>>

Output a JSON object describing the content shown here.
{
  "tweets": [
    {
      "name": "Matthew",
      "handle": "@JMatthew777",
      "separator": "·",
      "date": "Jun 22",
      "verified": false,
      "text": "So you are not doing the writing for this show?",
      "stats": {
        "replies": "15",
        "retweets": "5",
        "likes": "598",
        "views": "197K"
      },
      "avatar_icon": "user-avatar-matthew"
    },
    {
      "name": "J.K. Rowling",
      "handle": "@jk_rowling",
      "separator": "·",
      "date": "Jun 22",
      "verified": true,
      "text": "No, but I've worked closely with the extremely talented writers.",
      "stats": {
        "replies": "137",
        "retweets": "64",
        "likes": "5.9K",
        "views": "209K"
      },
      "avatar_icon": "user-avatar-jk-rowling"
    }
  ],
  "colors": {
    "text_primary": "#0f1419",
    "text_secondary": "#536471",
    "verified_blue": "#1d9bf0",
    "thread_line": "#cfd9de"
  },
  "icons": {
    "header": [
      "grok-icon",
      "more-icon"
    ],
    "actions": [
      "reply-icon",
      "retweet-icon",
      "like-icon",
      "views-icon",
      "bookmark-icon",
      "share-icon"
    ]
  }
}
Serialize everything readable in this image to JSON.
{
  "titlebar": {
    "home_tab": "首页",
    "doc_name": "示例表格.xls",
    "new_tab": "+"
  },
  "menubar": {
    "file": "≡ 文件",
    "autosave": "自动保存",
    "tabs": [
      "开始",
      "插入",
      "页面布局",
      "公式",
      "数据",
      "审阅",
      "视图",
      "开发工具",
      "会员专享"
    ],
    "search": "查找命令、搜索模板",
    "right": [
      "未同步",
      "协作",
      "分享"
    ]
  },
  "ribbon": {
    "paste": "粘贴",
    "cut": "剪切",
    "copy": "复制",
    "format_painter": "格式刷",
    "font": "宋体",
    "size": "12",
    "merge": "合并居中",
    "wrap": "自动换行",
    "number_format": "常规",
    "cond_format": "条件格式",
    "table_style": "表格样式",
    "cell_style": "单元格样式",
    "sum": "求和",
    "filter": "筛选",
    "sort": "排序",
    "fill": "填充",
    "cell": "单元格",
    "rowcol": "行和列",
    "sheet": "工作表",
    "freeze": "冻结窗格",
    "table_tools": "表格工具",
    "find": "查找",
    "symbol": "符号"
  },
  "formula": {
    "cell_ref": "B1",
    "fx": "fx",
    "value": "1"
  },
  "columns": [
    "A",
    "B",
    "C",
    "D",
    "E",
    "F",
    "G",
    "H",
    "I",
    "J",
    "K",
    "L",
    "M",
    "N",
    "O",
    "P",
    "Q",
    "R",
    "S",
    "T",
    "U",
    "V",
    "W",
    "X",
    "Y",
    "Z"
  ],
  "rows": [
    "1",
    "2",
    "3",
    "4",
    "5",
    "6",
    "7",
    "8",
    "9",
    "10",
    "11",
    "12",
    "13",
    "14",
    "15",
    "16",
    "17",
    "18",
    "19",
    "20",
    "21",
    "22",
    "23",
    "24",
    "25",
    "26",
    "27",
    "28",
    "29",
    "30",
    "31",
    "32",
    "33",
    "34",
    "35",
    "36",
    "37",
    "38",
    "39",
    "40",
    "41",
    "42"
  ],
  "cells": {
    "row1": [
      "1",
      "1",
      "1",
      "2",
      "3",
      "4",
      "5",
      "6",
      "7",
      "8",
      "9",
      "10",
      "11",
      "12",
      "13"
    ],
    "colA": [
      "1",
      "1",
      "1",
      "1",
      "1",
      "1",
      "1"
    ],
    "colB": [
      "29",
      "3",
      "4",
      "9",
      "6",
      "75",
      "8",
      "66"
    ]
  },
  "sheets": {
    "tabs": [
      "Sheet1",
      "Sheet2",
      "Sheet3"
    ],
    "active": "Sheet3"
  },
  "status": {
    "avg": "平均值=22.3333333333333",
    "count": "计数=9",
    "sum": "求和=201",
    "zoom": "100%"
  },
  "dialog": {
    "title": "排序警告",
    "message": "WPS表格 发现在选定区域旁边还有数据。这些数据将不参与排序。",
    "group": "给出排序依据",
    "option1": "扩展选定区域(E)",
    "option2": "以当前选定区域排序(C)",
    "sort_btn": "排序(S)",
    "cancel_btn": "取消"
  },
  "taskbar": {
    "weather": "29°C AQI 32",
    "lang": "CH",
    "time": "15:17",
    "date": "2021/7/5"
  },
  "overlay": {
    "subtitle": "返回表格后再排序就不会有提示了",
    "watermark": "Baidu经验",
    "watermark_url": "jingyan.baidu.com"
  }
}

<<

[Aim of the task]: How many lines of the records contain the string "avatar"? Respond with the number alone.

[The answer]: 2